Quote all of the data that follows exactly as written, skipping the images.

Stored records:
====
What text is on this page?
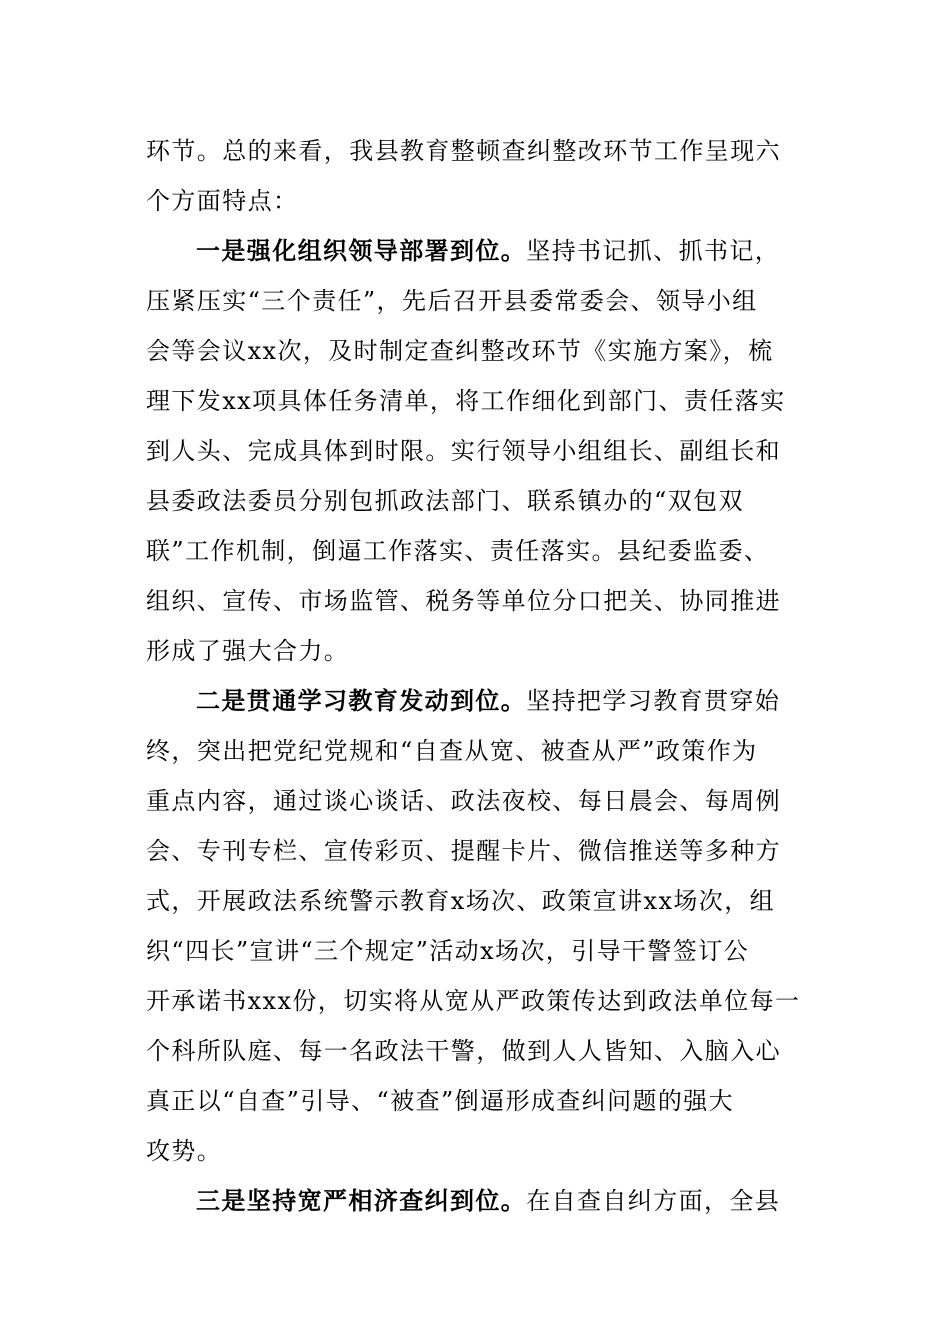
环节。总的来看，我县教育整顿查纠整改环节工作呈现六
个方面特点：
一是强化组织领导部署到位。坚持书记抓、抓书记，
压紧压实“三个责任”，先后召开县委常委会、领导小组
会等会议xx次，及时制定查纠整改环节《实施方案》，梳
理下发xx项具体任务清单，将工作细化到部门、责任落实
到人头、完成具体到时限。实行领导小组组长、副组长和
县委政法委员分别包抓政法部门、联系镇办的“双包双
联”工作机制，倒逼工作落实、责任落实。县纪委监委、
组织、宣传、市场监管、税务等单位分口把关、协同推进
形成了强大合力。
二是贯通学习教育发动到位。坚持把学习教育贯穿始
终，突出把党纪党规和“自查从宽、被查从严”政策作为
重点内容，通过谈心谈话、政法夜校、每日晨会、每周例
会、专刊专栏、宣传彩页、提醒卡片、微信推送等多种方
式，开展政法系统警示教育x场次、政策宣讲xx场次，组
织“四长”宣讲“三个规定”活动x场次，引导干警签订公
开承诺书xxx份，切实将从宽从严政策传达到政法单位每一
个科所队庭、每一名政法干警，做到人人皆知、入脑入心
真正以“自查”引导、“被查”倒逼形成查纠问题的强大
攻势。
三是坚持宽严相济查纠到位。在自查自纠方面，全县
====
(RESULT OF THIS EXERCISE)
What text is on this page?
环节。总的来看，我县教育整顿查纠整改环节工作呈现六
个方面特点：
一是强化组织领导部署到位。坚持书记抓、抓书记，
压紧压实“三个责任”，先后召开县委常委会、领导小组
会等会议xx次，及时制定查纠整改环节《实施方案》，梳
理下发xx项具体任务清单，将工作细化到部门、责任落实
到人头、完成具体到时限。实行领导小组组长、副组长和
县委政法委员分别包抓政法部门、联系镇办的“双包双
联”工作机制，倒逼工作落实、责任落实。县纪委监委、
组织、宣传、市场监管、税务等单位分口把关、协同推进
形成了强大合力。
二是贯通学习教育发动到位。坚持把学习教育贯穿始
终，突出把党纪党规和“自查从宽、被查从严”政策作为
重点内容，通过谈心谈话、政法夜校、每日晨会、每周例
会、专刊专栏、宣传彩页、提醒卡片、微信推送等多种方
式，开展政法系统警示教育x场次、政策宣讲xx场次，组
织“四长”宣讲“三个规定”活动x场次，引导干警签订公
开承诺书xxx份，切实将从宽从严政策传达到政法单位每一
个科所队庭、每一名政法干警，做到人人皆知、入脑入心
真正以“自查”引导、“被查”倒逼形成查纠问题的强大
攻势。
三是坚持宽严相济查纠到位。在自查自纠方面，全县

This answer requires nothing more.